● Exercise objective
Retype, word for word, the line containing "Read all visible content and emit it as JSON." and every line after it to the end. Skip pictures.

-=-=-

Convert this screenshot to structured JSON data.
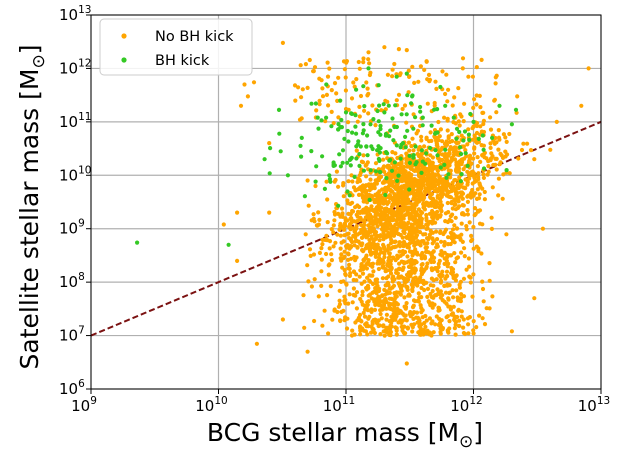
{
  "chart_data": {
    "type": "scatter",
    "xlabel": "BCG stellar mass [M",
    "ylabel": "Satellite stellar mass [M",
    "label_subscript": "⊙",
    "label_close": "]",
    "x_scale": "log",
    "y_scale": "log",
    "xlim": [
      1000000000.0,
      10000000000000.0
    ],
    "ylim": [
      1000000.0,
      10000000000000.0
    ],
    "grid": true,
    "legend_location": "upper-left",
    "x_ticks": [
      {
        "base": "10",
        "exp": "9"
      },
      {
        "base": "10",
        "exp": "10"
      },
      {
        "base": "10",
        "exp": "11"
      },
      {
        "base": "10",
        "exp": "12"
      },
      {
        "base": "10",
        "exp": "13"
      }
    ],
    "y_ticks": [
      {
        "base": "10",
        "exp": "6"
      },
      {
        "base": "10",
        "exp": "7"
      },
      {
        "base": "10",
        "exp": "8"
      },
      {
        "base": "10",
        "exp": "9"
      },
      {
        "base": "10",
        "exp": "10"
      },
      {
        "base": "10",
        "exp": "11"
      },
      {
        "base": "10",
        "exp": "12"
      },
      {
        "base": "10",
        "exp": "13"
      }
    ],
    "reference_line": {
      "style": "dashed",
      "color": "#7b1111",
      "x": [
        1000000000.0,
        10000000000000.0
      ],
      "y": [
        10000000.0,
        100000000000.0
      ]
    },
    "series": [
      {
        "name": "No BH kick",
        "color": "#ffa500",
        "points": [
          [
            200000000000.0,
            2500000000000.0
          ],
          [
            300000000000.0,
            2200000000000.0
          ],
          [
            150000000000.0,
            2000000000000.0
          ],
          [
            260000000000.0,
            2300000000000.0
          ],
          [
            32000000000.0,
            3000000000000.0
          ],
          [
            16000000000.0,
            500000000000.0
          ],
          [
            19000000000.0,
            550000000000.0
          ],
          [
            17000000000.0,
            300000000000.0
          ],
          [
            15000000000.0,
            200000000000.0
          ],
          [
            40000000000.0,
            250000000000.0
          ],
          [
            7000000000000.0,
            200000000000.0
          ],
          [
            4500000000000.0,
            100000000000.0
          ],
          [
            3000000000000.0,
            20000000000.0
          ],
          [
            8000000000000.0,
            1000000000000.0
          ],
          [
            11000000000.0,
            1200000000.0
          ],
          [
            14000000000.0,
            250000000.0
          ],
          [
            20000000000.0,
            7000000.0
          ],
          [
            3500000000000.0,
            1000000000.0
          ],
          [
            3000000000000.0,
            50000000.0
          ],
          [
            32000000000.0,
            20000000.0
          ],
          [
            2000000000000.0,
            12000000.0
          ],
          [
            50000000000.0,
            5000000.0
          ],
          [
            300000000000.0,
            3000000.0
          ],
          [
            25000000000.0,
            2000000000.0
          ],
          [
            4000000000000.0,
            30000000000.0
          ],
          [
            2200000000000.0,
            300000000000.0
          ],
          [
            14000000000.0,
            2000000000.0
          ],
          [
            25000000000.0,
            40000000000.0
          ],
          [
            50000000000.0,
            8000000000.0
          ]
        ]
      },
      {
        "name": "BH kick",
        "color": "#34c924",
        "points": [
          [
            2300000000.0,
            550000000.0
          ],
          [
            12000000000.0,
            500000000.0
          ],
          [
            30000000000.0,
            60000000000.0
          ],
          [
            23000000000.0,
            20000000000.0
          ],
          [
            35000000000.0,
            10000000000.0
          ],
          [
            250000000000.0,
            700000000000.0
          ],
          [
            300000000000.0,
            800000000000.0
          ],
          [
            120000000000.0,
            400000000000.0
          ],
          [
            200000000000.0,
            150000000000.0
          ],
          [
            600000000000.0,
            30000000000.0
          ],
          [
            800000000000.0,
            25000000000.0
          ],
          [
            900000000000.0,
            15000000000.0
          ],
          [
            1400000000000.0,
            50000000000.0
          ],
          [
            1000000000000.0,
            100000000000.0
          ],
          [
            70000000000.0,
            500000000000.0
          ],
          [
            500000000000.0,
            60000000000.0
          ],
          [
            1200000000000.0,
            30000000000.0
          ],
          [
            1600000000000.0,
            200000000000.0
          ],
          [
            400000000000.0,
            120000000000.0
          ],
          [
            330000000000.0,
            300000000000.0
          ],
          [
            90000000000.0,
            250000000000.0
          ],
          [
            120000000000.0,
            60000000000.0
          ],
          [
            180000000000.0,
            35000000000.0
          ],
          [
            240000000000.0,
            80000000000.0
          ],
          [
            60000000000.0,
            120000000000.0
          ],
          [
            400000000000.0,
            18000000000.0
          ],
          [
            700000000000.0,
            120000000000.0
          ],
          [
            2000000000000.0,
            90000000000.0
          ],
          [
            600000000000.0,
            200000000000.0
          ],
          [
            150000000000.0,
            1000000000000.0
          ],
          [
            100000000000.0,
            150000000000.0
          ],
          [
            45000000000.0,
            50000000000.0
          ],
          [
            80000000000.0,
            15000000000.0
          ],
          [
            550000000000.0,
            450000000000.0
          ]
        ]
      }
    ]
  }
}
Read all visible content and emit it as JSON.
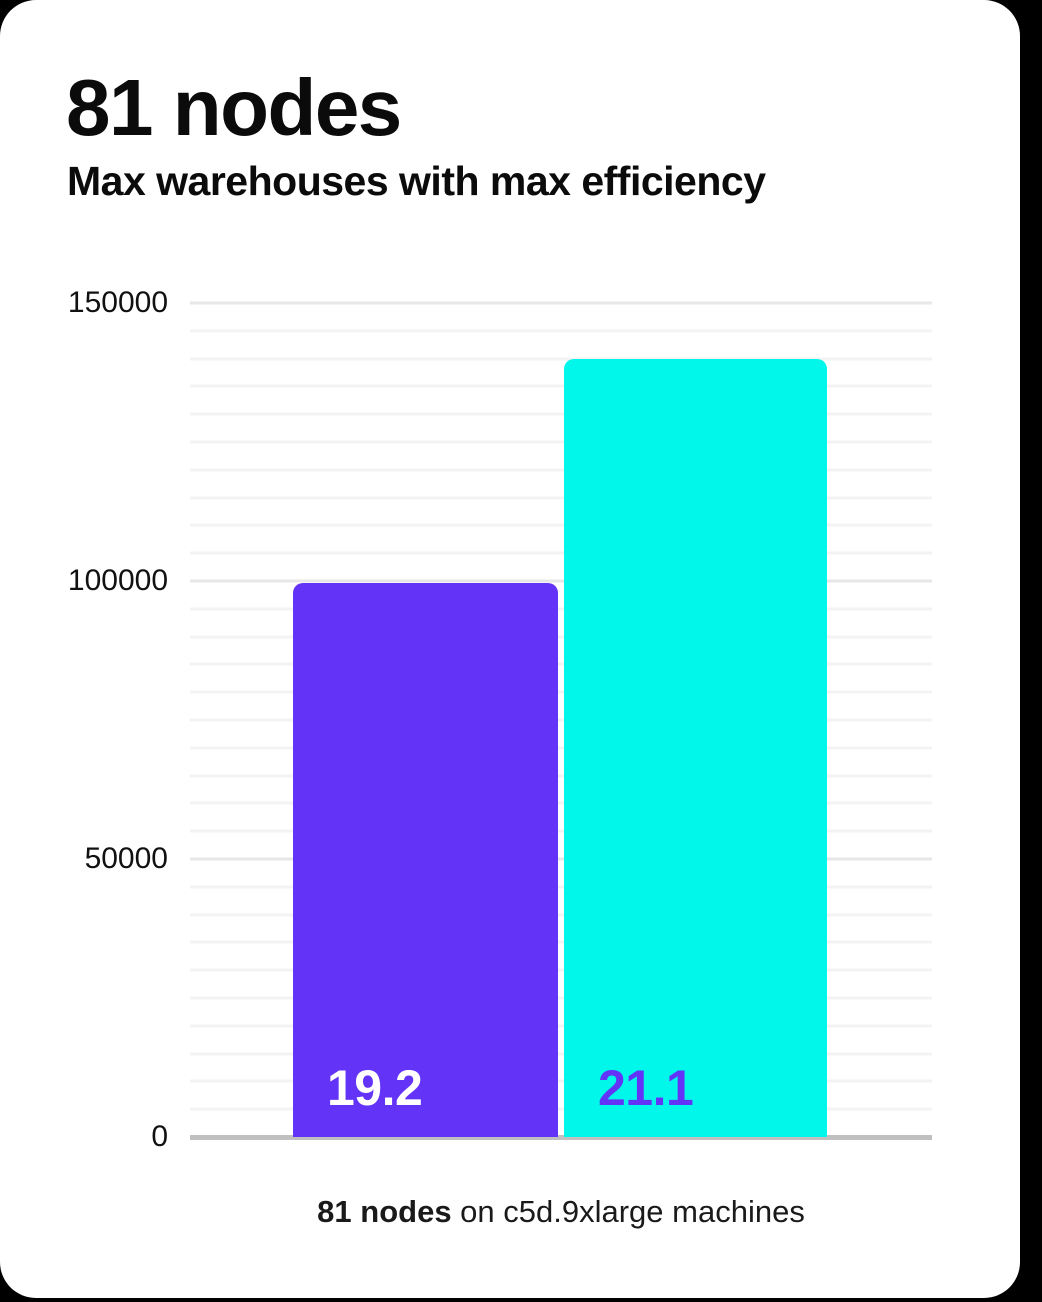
{
  "page": {
    "background": "#000000",
    "card_background": "#ffffff"
  },
  "header": {
    "title": "81 nodes",
    "subtitle": "Max warehouses with max efficiency"
  },
  "caption": {
    "bold": "81 nodes",
    "rest": " on c5d.9xlarge machines"
  },
  "chart_data": {
    "type": "bar",
    "title": "81 nodes",
    "subtitle": "Max warehouses with max efficiency",
    "categories": [
      "19.2",
      "21.1"
    ],
    "values": [
      99600,
      140000
    ],
    "bar_labels": [
      "19.2",
      "21.1"
    ],
    "bar_colors": [
      "#6333f7",
      "#00f7ea"
    ],
    "bar_label_colors": [
      "#ffffff",
      "#6333f7"
    ],
    "ylim": [
      0,
      150000
    ],
    "yticks": [
      0,
      50000,
      100000,
      150000
    ],
    "minor_grid_step": 5000,
    "major_grid_step": 50000,
    "grid": true,
    "legend": false,
    "xlabel": "",
    "ylabel": "",
    "caption": "81 nodes on c5d.9xlarge machines",
    "axis_line_color": "#c0c0c0",
    "major_grid_color": "#e7e7e7",
    "minor_grid_color": "#f3f3f3",
    "tick_label_color": "#111111"
  }
}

-=-=-

● Response
Read all visible content and emit it as JSON.
{
  "page": {
    "background": "#000000",
    "card_background": "#ffffff"
  },
  "header": {
    "title": "81 nodes",
    "subtitle": "Max warehouses with max efficiency"
  },
  "caption": {
    "bold": "81 nodes",
    "rest": " on c5d.9xlarge machines"
  },
  "chart_data": {
    "type": "bar",
    "title": "81 nodes",
    "subtitle": "Max warehouses with max efficiency",
    "categories": [
      "19.2",
      "21.1"
    ],
    "values": [
      99600,
      140000
    ],
    "bar_labels": [
      "19.2",
      "21.1"
    ],
    "bar_colors": [
      "#6333f7",
      "#00f7ea"
    ],
    "bar_label_colors": [
      "#ffffff",
      "#6333f7"
    ],
    "ylim": [
      0,
      150000
    ],
    "yticks": [
      0,
      50000,
      100000,
      150000
    ],
    "minor_grid_step": 5000,
    "major_grid_step": 50000,
    "grid": true,
    "legend": false,
    "xlabel": "",
    "ylabel": "",
    "caption": "81 nodes on c5d.9xlarge machines",
    "axis_line_color": "#c0c0c0",
    "major_grid_color": "#e7e7e7",
    "minor_grid_color": "#f3f3f3",
    "tick_label_color": "#111111"
  }
}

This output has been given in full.